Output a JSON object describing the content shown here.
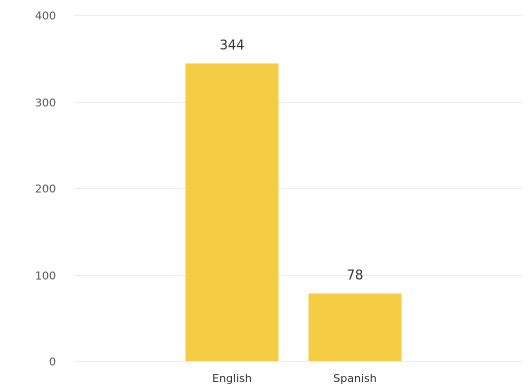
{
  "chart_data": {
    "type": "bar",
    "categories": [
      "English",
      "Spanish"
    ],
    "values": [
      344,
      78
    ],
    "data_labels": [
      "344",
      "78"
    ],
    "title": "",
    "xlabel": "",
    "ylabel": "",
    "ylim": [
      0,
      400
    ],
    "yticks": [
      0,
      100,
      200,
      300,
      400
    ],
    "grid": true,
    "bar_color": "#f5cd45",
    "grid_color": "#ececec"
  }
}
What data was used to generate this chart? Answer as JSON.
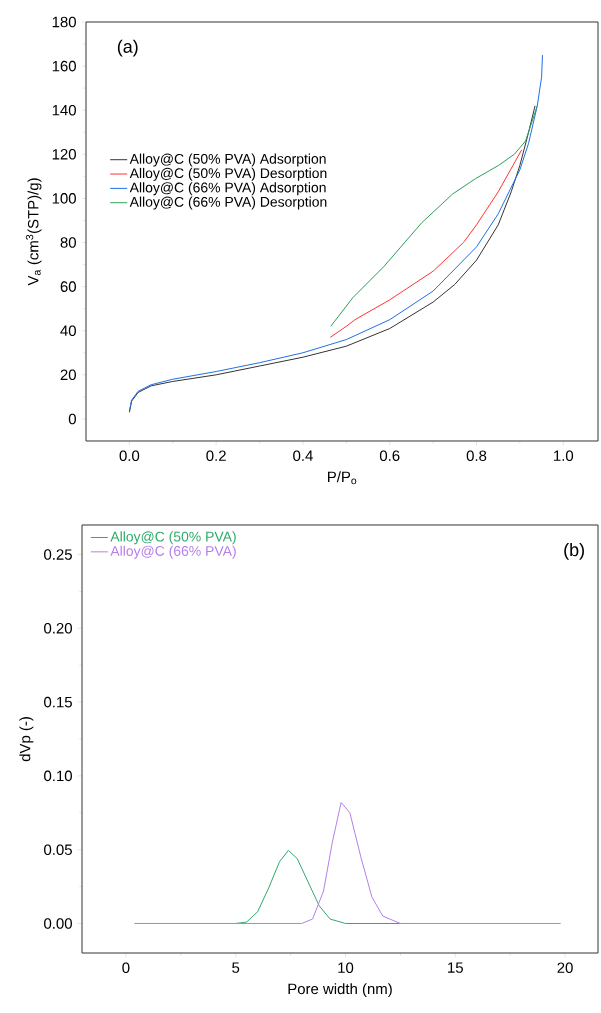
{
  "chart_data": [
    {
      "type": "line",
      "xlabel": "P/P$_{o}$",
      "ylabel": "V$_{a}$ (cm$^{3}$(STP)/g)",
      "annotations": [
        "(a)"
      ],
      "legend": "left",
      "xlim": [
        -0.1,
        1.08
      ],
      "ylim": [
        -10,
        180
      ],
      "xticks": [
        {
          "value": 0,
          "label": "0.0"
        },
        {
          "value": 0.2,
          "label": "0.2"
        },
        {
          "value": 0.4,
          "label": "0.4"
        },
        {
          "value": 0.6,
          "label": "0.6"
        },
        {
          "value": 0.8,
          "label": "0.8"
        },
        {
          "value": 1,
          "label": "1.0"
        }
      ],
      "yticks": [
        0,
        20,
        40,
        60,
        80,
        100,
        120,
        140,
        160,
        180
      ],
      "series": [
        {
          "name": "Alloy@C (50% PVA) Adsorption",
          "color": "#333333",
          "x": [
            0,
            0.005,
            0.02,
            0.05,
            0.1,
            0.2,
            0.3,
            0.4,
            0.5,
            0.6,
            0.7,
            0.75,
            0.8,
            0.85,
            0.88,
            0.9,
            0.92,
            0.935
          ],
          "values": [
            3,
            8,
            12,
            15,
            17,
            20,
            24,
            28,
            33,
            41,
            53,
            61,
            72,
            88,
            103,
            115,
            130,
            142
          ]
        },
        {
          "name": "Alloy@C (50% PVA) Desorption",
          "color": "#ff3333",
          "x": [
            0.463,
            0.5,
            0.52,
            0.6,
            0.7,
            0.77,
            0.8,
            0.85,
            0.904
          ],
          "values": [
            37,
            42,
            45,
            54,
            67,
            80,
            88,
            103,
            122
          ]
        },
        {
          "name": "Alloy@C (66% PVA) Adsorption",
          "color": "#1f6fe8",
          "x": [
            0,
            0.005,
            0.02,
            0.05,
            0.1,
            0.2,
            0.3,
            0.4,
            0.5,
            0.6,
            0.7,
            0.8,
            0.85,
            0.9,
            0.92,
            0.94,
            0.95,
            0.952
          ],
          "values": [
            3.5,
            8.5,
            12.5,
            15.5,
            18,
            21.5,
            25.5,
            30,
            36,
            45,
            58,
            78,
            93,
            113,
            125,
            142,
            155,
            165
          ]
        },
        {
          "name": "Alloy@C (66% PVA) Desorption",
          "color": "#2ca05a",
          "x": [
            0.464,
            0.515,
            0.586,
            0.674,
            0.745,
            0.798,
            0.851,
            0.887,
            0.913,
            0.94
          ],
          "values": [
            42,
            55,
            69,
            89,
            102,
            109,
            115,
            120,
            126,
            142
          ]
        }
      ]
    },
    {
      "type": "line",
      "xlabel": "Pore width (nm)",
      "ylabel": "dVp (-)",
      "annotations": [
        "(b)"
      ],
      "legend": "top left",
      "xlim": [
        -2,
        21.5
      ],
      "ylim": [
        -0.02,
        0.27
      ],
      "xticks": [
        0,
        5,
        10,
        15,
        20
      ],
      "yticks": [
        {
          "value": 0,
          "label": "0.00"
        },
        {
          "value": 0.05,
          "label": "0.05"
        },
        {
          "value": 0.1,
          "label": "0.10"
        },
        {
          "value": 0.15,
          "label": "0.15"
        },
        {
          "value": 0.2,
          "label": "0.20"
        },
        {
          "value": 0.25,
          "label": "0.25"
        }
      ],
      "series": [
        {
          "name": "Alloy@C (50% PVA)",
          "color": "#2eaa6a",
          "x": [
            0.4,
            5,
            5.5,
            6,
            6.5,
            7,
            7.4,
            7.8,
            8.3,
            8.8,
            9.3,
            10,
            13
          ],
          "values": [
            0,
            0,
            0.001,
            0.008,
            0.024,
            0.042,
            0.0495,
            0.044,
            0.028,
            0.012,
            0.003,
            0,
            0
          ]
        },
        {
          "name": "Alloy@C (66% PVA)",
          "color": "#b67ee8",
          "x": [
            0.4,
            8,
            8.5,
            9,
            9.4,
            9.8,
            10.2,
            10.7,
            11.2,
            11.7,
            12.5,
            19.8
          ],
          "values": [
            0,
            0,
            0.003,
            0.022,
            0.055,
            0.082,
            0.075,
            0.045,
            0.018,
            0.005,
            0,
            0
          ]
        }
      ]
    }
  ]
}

**Task to complete**
Reproduce the material word for word, minus the images.

**Answer to this task**
Output a JSON object describing the content shown here.
{
  "chart_data": {
    "type": "bar",
    "categories": [
      "English",
      "Spanish"
    ],
    "values": [
      344,
      78
    ],
    "data_labels": [
      "344",
      "78"
    ],
    "title": "",
    "xlabel": "",
    "ylabel": "",
    "ylim": [
      0,
      400
    ],
    "yticks": [
      0,
      100,
      200,
      300,
      400
    ],
    "grid": true,
    "bar_color": "#f5cd45",
    "grid_color": "#ececec"
  }
}
What data was used to generate this chart? Answer as JSON.
{
  "chart_data": [
    {
      "type": "line",
      "xlabel": "P/P$_{o}$",
      "ylabel": "V$_{a}$ (cm$^{3}$(STP)/g)",
      "annotations": [
        "(a)"
      ],
      "legend": "left",
      "xlim": [
        -0.1,
        1.08
      ],
      "ylim": [
        -10,
        180
      ],
      "xticks": [
        {
          "value": 0,
          "label": "0.0"
        },
        {
          "value": 0.2,
          "label": "0.2"
        },
        {
          "value": 0.4,
          "label": "0.4"
        },
        {
          "value": 0.6,
          "label": "0.6"
        },
        {
          "value": 0.8,
          "label": "0.8"
        },
        {
          "value": 1,
          "label": "1.0"
        }
      ],
      "yticks": [
        0,
        20,
        40,
        60,
        80,
        100,
        120,
        140,
        160,
        180
      ],
      "series": [
        {
          "name": "Alloy@C (50% PVA) Adsorption",
          "color": "#333333",
          "x": [
            0,
            0.005,
            0.02,
            0.05,
            0.1,
            0.2,
            0.3,
            0.4,
            0.5,
            0.6,
            0.7,
            0.75,
            0.8,
            0.85,
            0.88,
            0.9,
            0.92,
            0.935
          ],
          "values": [
            3,
            8,
            12,
            15,
            17,
            20,
            24,
            28,
            33,
            41,
            53,
            61,
            72,
            88,
            103,
            115,
            130,
            142
          ]
        },
        {
          "name": "Alloy@C (50% PVA) Desorption",
          "color": "#ff3333",
          "x": [
            0.463,
            0.5,
            0.52,
            0.6,
            0.7,
            0.77,
            0.8,
            0.85,
            0.904
          ],
          "values": [
            37,
            42,
            45,
            54,
            67,
            80,
            88,
            103,
            122
          ]
        },
        {
          "name": "Alloy@C (66% PVA) Adsorption",
          "color": "#1f6fe8",
          "x": [
            0,
            0.005,
            0.02,
            0.05,
            0.1,
            0.2,
            0.3,
            0.4,
            0.5,
            0.6,
            0.7,
            0.8,
            0.85,
            0.9,
            0.92,
            0.94,
            0.95,
            0.952
          ],
          "values": [
            3.5,
            8.5,
            12.5,
            15.5,
            18,
            21.5,
            25.5,
            30,
            36,
            45,
            58,
            78,
            93,
            113,
            125,
            142,
            155,
            165
          ]
        },
        {
          "name": "Alloy@C (66% PVA) Desorption",
          "color": "#2ca05a",
          "x": [
            0.464,
            0.515,
            0.586,
            0.674,
            0.745,
            0.798,
            0.851,
            0.887,
            0.913,
            0.94
          ],
          "values": [
            42,
            55,
            69,
            89,
            102,
            109,
            115,
            120,
            126,
            142
          ]
        }
      ]
    },
    {
      "type": "line",
      "xlabel": "Pore width (nm)",
      "ylabel": "dVp (-)",
      "annotations": [
        "(b)"
      ],
      "legend": "top left",
      "xlim": [
        -2,
        21.5
      ],
      "ylim": [
        -0.02,
        0.27
      ],
      "xticks": [
        0,
        5,
        10,
        15,
        20
      ],
      "yticks": [
        {
          "value": 0,
          "label": "0.00"
        },
        {
          "value": 0.05,
          "label": "0.05"
        },
        {
          "value": 0.1,
          "label": "0.10"
        },
        {
          "value": 0.15,
          "label": "0.15"
        },
        {
          "value": 0.2,
          "label": "0.20"
        },
        {
          "value": 0.25,
          "label": "0.25"
        }
      ],
      "series": [
        {
          "name": "Alloy@C (50% PVA)",
          "color": "#2eaa6a",
          "x": [
            0.4,
            5,
            5.5,
            6,
            6.5,
            7,
            7.4,
            7.8,
            8.3,
            8.8,
            9.3,
            10,
            13
          ],
          "values": [
            0,
            0,
            0.001,
            0.008,
            0.024,
            0.042,
            0.0495,
            0.044,
            0.028,
            0.012,
            0.003,
            0,
            0
          ]
        },
        {
          "name": "Alloy@C (66% PVA)",
          "color": "#b67ee8",
          "x": [
            0.4,
            8,
            8.5,
            9,
            9.4,
            9.8,
            10.2,
            10.7,
            11.2,
            11.7,
            12.5,
            19.8
          ],
          "values": [
            0,
            0,
            0.003,
            0.022,
            0.055,
            0.082,
            0.075,
            0.045,
            0.018,
            0.005,
            0,
            0
          ]
        }
      ]
    }
  ]
}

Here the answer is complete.